-- GIVEN DATA start --
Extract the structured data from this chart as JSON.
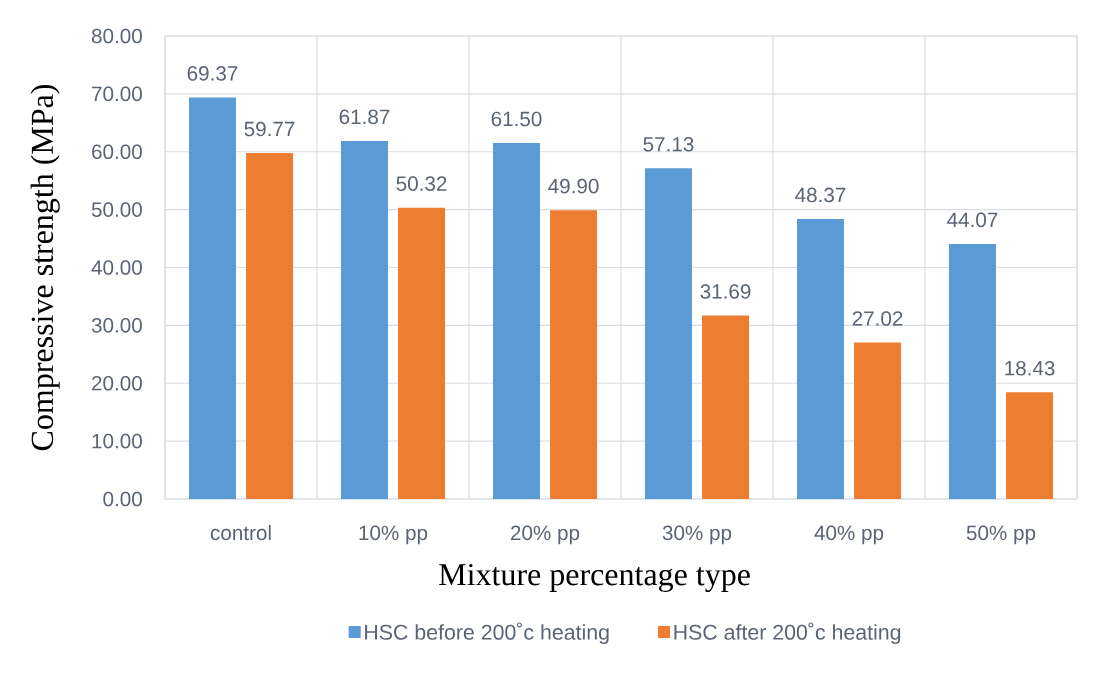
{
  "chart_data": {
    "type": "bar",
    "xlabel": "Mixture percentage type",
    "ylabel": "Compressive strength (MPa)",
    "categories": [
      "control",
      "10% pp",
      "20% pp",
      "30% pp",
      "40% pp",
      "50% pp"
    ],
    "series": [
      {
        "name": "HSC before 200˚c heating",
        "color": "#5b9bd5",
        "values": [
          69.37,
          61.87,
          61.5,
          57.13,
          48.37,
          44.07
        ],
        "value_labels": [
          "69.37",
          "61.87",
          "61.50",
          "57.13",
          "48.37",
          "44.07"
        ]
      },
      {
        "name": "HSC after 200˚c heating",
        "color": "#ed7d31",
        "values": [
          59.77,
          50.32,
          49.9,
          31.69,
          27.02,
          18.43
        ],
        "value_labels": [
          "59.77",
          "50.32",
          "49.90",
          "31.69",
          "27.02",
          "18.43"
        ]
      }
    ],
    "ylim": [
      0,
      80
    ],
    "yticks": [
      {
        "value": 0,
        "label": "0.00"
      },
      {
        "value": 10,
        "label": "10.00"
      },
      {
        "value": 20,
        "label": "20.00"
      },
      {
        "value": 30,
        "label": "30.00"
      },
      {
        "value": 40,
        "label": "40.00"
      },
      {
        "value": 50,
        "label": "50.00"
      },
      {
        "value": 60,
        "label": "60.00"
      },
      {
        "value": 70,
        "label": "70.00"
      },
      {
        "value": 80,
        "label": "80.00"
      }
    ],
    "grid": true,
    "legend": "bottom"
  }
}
-- GIVEN DATA end --
-- GIVEN DATA start --
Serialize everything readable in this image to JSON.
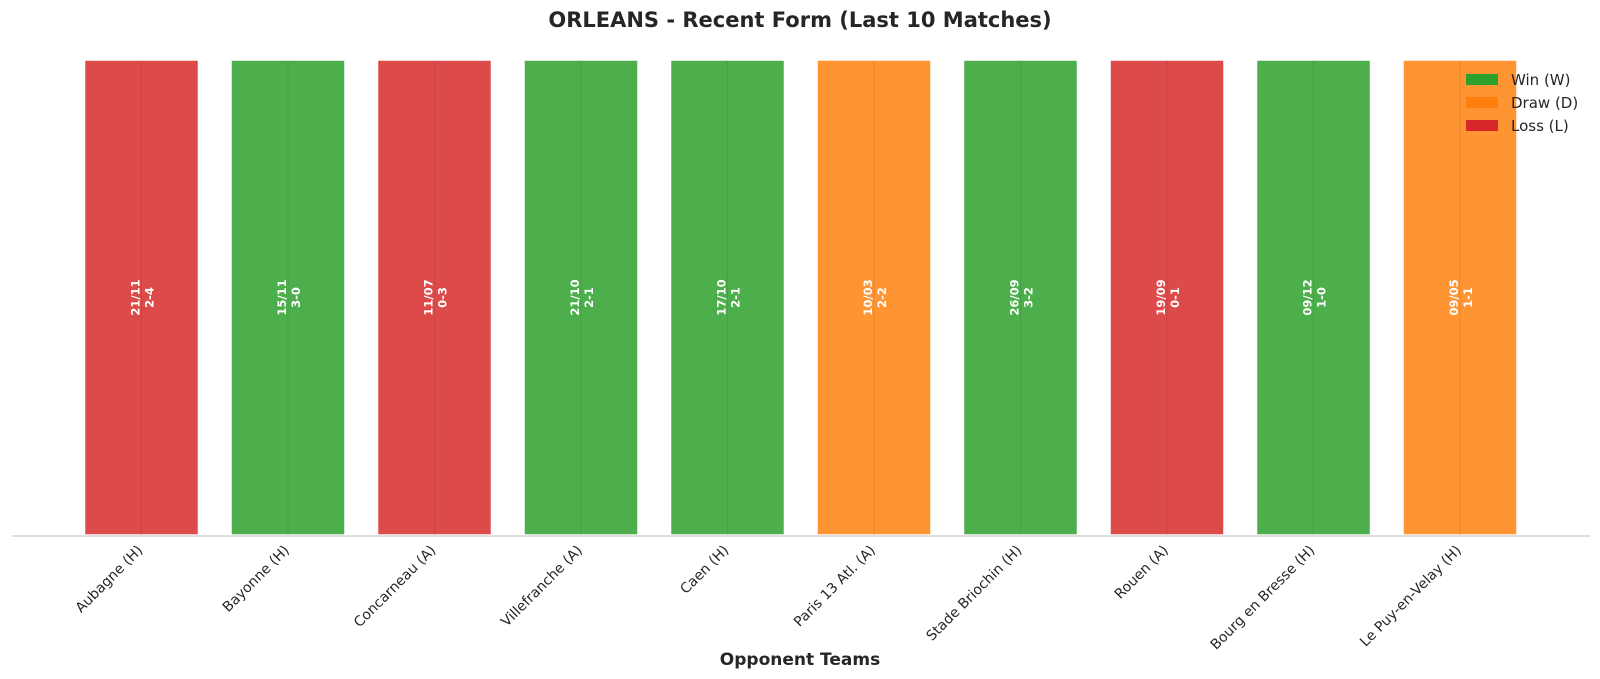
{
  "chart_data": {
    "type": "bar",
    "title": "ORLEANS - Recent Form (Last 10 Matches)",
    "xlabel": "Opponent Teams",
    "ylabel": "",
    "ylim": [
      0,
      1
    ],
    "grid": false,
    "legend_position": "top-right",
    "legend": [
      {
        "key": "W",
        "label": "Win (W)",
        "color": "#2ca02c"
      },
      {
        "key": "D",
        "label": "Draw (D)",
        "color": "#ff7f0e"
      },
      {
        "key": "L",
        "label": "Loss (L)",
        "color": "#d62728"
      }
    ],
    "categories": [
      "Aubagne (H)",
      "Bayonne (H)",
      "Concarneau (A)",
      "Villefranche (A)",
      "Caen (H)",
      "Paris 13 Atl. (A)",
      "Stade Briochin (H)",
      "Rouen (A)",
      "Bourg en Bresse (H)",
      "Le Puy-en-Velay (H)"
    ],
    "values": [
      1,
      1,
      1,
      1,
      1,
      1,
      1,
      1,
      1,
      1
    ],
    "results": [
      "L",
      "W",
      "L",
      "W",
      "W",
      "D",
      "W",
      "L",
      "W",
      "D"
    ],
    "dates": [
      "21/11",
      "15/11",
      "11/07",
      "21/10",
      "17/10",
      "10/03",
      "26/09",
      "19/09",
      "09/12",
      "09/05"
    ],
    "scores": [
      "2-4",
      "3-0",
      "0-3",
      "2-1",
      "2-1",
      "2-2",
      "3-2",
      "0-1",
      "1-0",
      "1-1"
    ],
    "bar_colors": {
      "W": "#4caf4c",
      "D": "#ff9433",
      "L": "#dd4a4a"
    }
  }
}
-- GIVEN DATA end --
* [INSTRUCTIONS TO FOLLOW]:
In the entries above, identify every line with the word "ylabel". Copy those lines.

* [SOLUTION TO THE PROBLEM]:
    "ylabel": "Compressive strength (MPa)",
    "ylabel": "",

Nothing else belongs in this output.